> TAREAS PENDIENTES
A – Según el fragmento sobre Lilja, ¿qué edad tiene ella cuando su madre la abandona?
B – Copia del fragmento sobre Lilja el pasaje que empieza en "Lilja sonríe porque" y termina en "para no regresar.".

> FRAGMENTO PROPORCIONADO

******************************


            Lilja sonríe porque se va a América con su madre y su pareja, ante la posibilidad de escapar en busca de algo mejor. “América, América” grita, mientras anuncia la noticia a su mejor amiga. Pero pronto sabremos que para Lilja no hay escape, que la promesa de su madre es un engaño. Ambos se van sin ella, y la abandonan, con dieciséis años, ante una pobreza brutal: la huida es la síntesis de un mundo donde la oportunidad es más fuerte que el amor de una madre por su hija. Lilja se arrodilla en el lodo, su cara partida por las lágrimas, mientras el coche de su madre acelera para no regresar.

            A partir de ahí, su vida se convierte en una espiral sin salida, un verdadero descenso al infierno. El guión minimalista de Moodysson impacta por las cosas que deja sin decir: las imágenes transmiten lo que la palabra nunca podría. Lilja se ve forzada a prostituirse para subsistir, y Moodysson nos muestra estas escenas con un realismo desgarrador. Vemos a un hombre encima de ella, sofocándola, oprimiéndola. La cámara se va acercando a la cara de Lilja, sus ojos miran a otro lado, ausentes, desprovistos del brillo que una vez tuvieron. La pantalla se llena con un primer plano de su cara, y los gemidos de él nos hieren como balas. La imagen corta a Lilja corriendo y deteniéndose para vomitar (el vómito como encarnación de su estado mental, la imagen tangible y asquerosa de su dolor).

******************************

> DATOS ALMACENADOS
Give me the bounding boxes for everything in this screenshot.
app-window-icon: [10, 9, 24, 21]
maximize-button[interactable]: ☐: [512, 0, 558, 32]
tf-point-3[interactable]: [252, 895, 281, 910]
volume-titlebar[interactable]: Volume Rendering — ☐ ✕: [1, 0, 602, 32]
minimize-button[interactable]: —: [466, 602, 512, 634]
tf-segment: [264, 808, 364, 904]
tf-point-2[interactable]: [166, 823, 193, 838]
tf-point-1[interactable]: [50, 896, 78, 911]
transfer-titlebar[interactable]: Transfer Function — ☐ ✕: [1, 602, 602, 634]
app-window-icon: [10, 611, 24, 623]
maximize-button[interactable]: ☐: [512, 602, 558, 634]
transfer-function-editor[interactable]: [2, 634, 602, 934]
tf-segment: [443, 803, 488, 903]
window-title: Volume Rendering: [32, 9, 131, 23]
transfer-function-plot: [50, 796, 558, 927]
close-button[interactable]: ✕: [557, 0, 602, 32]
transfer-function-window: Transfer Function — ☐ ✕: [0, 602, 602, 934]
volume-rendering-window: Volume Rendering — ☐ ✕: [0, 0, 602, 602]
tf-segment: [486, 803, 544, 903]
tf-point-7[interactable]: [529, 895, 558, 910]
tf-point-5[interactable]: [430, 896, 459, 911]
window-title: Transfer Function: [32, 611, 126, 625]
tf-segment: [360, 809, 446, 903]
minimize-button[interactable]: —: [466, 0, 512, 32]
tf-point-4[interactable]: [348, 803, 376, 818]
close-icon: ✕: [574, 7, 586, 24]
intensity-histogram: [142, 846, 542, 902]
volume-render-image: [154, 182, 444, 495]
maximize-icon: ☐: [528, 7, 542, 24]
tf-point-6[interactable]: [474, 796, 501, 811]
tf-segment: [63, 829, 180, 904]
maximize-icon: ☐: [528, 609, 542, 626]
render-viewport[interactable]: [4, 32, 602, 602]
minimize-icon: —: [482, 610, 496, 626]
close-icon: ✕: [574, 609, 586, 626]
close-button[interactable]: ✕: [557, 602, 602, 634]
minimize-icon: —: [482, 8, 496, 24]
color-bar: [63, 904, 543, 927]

******************************

> RESPUESTAS NUMERADAS
A – Dieciséis años.

B –
Lilja sonríe porque se va a América con su madre y su pareja, ante la posibilidad de escapar en busca de algo mejor. “América, América” grita, mientras anuncia la noticia a su mejor amiga. Pero pronto sabremos que para Lilja no hay escape, que la promesa de su madre es un engaño. Ambos se van sin ella, y la abandonan, con dieciséis años, ante una pobreza brutal: la huida es la síntesis de un mundo donde la oportunidad es más fuerte que el amor de una madre por su hija. Lilja se arrodilla en el lodo, su cara partida por las lágrimas, mientras el coche de su madre acelera para no regresar.